However, these days, rear-entry boots are highly unfashionable. By which I mean that equipment experts rate them technically inferior to more traditional boots - often referred to as "clip" boots because of the series of conspicuous adjusting clips on the front. The word is that rear-entry boots have not been able to match clip boots for complete control over the ski - racers have never adopted them, which is one clue - while advances in the construction of clip boots have made them more comfortable.

So complete has been the rehabilitation of the clip boot that Salomon, who originally made only rear-entry boots, now make none at all. So when the chance arose, a couple of weeks ago, to try out a pair of their new- style boots, I jumped at it.

One of the things I like about my dear old 92s is their considerable range of canting - the adjustment between the angle of your lower leg and the angle of the boot's sole. Although I consider my legs fairly normal looking, I discovered early in my skiing career that they are actually slightly bowed; the result in "normal" ski boots is that I'm always catching outside edges and falling over. (If you suspect you suffer from this, stand in your ski boots on a smooth, hard floor, feet hip width apart; rock from side to side, and see if the boots are flat on the floor when your hips are centred.)
━━━━━━
Tasks to complete
a) Answer these questions from the ski boot text, one line each:
(i) What are traditional boots often called, and why?
(ii) Which maker once produced only rear-entry boots?
(iii) What does the writer say canting is?
b) Pick up the ski boot text after its last sentence and keep writing.
━━━━━━
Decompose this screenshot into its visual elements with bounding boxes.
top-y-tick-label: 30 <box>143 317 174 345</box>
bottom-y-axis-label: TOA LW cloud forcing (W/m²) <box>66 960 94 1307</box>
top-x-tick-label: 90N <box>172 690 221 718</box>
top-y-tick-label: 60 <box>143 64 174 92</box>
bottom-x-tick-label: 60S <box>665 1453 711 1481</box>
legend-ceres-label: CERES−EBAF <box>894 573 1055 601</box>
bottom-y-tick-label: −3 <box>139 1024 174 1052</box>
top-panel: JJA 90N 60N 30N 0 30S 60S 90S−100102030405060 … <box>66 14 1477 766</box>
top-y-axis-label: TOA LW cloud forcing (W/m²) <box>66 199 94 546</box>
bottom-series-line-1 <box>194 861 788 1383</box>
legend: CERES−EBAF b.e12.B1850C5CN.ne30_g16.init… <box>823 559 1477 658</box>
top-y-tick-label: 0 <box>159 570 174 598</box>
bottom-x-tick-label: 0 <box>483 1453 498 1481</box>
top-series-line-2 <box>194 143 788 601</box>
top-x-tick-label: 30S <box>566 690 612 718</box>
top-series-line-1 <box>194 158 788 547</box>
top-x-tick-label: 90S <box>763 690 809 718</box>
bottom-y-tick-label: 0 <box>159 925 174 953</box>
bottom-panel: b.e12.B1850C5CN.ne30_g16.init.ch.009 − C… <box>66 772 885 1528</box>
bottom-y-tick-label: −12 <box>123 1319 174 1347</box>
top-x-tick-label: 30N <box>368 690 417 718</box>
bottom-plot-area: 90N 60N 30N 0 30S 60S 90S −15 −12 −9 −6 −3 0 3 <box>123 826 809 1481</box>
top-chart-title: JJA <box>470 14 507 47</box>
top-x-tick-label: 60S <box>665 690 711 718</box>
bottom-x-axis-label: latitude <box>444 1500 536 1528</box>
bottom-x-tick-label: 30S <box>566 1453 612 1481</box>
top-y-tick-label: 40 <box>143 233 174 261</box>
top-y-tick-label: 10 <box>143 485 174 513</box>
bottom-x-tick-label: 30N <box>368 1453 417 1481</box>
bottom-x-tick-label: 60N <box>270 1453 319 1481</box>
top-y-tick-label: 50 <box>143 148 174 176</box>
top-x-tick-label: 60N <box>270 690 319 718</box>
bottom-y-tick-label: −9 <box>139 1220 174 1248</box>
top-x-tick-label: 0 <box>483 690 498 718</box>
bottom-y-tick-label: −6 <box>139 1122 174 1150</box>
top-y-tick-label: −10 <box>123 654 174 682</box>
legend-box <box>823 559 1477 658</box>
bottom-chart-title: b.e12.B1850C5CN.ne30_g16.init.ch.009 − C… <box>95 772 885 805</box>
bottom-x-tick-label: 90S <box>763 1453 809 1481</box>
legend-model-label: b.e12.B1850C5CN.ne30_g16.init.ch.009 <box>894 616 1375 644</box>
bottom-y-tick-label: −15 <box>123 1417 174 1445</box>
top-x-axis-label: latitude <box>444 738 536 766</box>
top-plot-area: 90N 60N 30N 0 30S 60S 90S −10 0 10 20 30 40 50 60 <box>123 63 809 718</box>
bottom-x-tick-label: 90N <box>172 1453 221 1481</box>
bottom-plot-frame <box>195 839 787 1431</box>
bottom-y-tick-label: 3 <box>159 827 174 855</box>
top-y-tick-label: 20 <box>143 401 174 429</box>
━━━━━━
Replies
a)
(i) They are often called "clip" boots because of the series of conspicuous adjusting clips on the front.
(ii) Salomon.
(iii) Canting is the adjustment between the angle of your lower leg and the angle of the boot's sole.

b)
Salomon's top-of-the-line Integral range of boots provides scope for vital adjustment through movable knobs on the side. These gadget are called Powerlocks and they are the key link between the main part of the boot and the back part, which is hinged to make getting your foot in easier than with a conventional clip boot. Once your foot is in, you close the boot and engage the Powerlocks. At first, I found this arrangement almost impossibly difficult on the Integral Equipe 9.2 boots I borrowed - the trick, I discovered, is to make sure the boots are warm the first time you put them on.

On the snow, I was immediately struck by how much stiffer the Integral boots were. It took me some time to get used to that, and I had a sore spot on one ankle for a day or two. But the new boots definitely gave more of a sensation of control, and I was soon enjoying that sensation without any reduction in comfort. The acid test is when you sit down for lunch and it doesn't occur to you to slacken your boots; the Integrals passed this test on day three. A very high proportion of British skiers are still using very comfortable, serviceable rear-entry Salomons they bought in the Eighties; my experience suggests many would benefit from a change.